>> Begin LISTING

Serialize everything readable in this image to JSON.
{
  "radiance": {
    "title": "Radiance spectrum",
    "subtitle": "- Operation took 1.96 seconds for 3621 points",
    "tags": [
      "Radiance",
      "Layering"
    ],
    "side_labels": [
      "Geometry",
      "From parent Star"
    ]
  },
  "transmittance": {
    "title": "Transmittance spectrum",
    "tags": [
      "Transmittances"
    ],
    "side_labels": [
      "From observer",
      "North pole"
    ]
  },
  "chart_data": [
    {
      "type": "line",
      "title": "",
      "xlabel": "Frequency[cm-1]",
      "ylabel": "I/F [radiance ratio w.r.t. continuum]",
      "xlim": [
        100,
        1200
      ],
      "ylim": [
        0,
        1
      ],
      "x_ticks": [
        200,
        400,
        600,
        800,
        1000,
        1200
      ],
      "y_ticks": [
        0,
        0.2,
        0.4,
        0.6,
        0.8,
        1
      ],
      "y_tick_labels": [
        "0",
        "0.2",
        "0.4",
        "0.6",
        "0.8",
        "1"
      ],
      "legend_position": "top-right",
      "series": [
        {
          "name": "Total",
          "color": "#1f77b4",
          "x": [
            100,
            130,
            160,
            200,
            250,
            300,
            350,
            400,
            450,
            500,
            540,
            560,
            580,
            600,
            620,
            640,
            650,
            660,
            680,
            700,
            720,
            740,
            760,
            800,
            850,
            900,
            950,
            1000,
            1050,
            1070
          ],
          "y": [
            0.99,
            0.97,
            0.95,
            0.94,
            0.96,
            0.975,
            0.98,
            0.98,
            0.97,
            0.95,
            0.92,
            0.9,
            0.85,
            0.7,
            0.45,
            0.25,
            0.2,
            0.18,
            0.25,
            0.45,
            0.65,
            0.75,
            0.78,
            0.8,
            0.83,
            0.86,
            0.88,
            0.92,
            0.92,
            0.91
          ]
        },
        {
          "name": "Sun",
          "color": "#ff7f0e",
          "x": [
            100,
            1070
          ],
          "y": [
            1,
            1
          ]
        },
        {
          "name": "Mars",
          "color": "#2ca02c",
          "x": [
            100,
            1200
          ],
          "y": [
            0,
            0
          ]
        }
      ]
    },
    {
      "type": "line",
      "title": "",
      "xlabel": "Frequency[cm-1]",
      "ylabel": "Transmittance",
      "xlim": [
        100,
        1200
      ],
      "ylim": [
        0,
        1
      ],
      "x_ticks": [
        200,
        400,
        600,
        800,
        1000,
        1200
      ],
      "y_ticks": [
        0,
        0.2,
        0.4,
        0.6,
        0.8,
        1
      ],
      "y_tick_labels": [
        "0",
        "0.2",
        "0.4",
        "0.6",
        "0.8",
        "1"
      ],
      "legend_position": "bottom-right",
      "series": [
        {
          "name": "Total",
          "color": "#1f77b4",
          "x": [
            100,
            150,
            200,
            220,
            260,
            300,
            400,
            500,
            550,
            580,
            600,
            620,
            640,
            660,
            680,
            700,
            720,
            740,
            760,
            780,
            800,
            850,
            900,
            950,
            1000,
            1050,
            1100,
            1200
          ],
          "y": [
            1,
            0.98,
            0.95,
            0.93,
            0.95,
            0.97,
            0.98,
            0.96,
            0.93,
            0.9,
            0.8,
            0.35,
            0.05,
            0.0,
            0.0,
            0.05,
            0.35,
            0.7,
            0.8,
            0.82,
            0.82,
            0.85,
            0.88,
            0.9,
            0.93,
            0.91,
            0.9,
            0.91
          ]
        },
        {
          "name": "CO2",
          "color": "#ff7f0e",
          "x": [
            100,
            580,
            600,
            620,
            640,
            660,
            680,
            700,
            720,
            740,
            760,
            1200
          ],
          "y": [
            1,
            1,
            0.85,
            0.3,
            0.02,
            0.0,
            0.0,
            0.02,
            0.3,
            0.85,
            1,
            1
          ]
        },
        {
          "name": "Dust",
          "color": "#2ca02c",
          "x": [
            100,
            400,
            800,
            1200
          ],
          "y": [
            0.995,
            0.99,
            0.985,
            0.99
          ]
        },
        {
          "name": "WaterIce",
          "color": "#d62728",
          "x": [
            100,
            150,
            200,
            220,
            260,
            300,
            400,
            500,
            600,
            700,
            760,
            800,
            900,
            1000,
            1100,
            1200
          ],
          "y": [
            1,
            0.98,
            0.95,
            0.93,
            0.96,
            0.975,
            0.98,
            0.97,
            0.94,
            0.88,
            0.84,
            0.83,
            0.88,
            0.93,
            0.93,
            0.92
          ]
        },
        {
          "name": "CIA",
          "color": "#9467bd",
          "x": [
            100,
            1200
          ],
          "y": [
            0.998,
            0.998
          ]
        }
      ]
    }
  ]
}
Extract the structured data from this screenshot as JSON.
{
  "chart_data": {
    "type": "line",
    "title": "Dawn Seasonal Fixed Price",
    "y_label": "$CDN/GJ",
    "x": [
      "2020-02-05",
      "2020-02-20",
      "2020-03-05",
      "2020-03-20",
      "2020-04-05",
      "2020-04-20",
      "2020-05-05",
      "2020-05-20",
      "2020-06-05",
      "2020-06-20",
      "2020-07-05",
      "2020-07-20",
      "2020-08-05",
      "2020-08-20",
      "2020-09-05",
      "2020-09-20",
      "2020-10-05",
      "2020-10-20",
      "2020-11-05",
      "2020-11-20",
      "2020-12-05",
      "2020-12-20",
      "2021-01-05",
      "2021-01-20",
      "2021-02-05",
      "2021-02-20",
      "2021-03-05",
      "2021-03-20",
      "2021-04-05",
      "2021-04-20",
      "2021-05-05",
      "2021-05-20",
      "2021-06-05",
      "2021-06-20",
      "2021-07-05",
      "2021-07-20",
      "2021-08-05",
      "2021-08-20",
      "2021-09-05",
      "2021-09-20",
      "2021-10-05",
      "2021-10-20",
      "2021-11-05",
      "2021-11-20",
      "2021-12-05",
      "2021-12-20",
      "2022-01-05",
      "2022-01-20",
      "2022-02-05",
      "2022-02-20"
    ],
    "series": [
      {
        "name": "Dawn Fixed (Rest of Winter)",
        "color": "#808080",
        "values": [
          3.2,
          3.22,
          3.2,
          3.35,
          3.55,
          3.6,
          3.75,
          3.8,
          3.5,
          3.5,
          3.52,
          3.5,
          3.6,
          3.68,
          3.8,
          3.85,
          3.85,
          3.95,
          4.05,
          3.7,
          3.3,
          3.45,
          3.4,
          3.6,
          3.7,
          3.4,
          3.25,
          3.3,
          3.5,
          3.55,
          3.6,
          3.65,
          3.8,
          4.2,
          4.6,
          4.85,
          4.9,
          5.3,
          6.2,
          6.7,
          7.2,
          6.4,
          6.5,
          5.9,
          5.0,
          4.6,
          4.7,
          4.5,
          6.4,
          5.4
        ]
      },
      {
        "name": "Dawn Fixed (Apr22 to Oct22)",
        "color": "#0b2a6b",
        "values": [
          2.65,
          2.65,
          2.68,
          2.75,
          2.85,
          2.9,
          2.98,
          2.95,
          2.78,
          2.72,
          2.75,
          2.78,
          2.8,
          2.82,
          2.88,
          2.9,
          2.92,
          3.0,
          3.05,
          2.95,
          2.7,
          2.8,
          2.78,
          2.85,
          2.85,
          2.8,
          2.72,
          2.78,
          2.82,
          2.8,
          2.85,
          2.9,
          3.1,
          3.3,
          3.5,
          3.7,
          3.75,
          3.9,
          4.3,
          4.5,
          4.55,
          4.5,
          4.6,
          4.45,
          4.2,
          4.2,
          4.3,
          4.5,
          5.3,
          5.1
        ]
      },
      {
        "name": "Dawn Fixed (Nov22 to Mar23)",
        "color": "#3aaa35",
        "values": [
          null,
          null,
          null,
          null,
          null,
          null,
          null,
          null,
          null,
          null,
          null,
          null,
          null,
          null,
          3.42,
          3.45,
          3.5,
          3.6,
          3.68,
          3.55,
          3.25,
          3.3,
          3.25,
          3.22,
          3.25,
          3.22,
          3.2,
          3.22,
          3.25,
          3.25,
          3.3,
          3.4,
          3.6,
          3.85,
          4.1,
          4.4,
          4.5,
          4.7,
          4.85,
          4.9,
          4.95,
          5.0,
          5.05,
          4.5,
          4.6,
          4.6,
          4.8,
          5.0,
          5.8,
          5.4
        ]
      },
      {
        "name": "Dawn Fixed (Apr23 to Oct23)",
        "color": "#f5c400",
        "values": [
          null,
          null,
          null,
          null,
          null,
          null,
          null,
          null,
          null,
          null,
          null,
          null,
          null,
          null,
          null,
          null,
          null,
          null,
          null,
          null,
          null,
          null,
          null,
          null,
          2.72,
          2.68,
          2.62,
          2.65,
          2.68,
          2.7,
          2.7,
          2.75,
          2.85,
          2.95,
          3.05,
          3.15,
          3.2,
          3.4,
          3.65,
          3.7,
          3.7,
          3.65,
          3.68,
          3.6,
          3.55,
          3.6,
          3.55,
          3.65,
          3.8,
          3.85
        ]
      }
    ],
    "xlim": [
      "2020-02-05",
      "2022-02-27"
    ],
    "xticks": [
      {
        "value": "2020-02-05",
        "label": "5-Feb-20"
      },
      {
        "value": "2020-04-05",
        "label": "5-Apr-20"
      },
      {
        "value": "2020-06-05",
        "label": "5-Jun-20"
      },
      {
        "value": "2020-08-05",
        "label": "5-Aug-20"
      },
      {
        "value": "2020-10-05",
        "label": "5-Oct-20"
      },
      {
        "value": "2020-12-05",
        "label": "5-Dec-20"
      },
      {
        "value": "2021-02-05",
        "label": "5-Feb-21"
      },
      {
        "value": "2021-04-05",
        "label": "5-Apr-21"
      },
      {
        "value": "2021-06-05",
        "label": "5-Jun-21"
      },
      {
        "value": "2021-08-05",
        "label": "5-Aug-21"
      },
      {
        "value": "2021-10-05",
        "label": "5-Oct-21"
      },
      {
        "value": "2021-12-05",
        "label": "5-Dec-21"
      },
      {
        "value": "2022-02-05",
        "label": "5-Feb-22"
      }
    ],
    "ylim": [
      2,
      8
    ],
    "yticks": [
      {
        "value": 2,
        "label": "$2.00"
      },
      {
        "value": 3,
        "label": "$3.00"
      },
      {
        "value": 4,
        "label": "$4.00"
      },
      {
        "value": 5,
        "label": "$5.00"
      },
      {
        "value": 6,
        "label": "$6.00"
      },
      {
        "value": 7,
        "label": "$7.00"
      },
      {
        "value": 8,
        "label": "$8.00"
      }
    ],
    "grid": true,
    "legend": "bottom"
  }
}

>> End LISTING

Go through the listing above and report how many of its lines contain the word "name", with only the number as output.

§ **REPLY**
12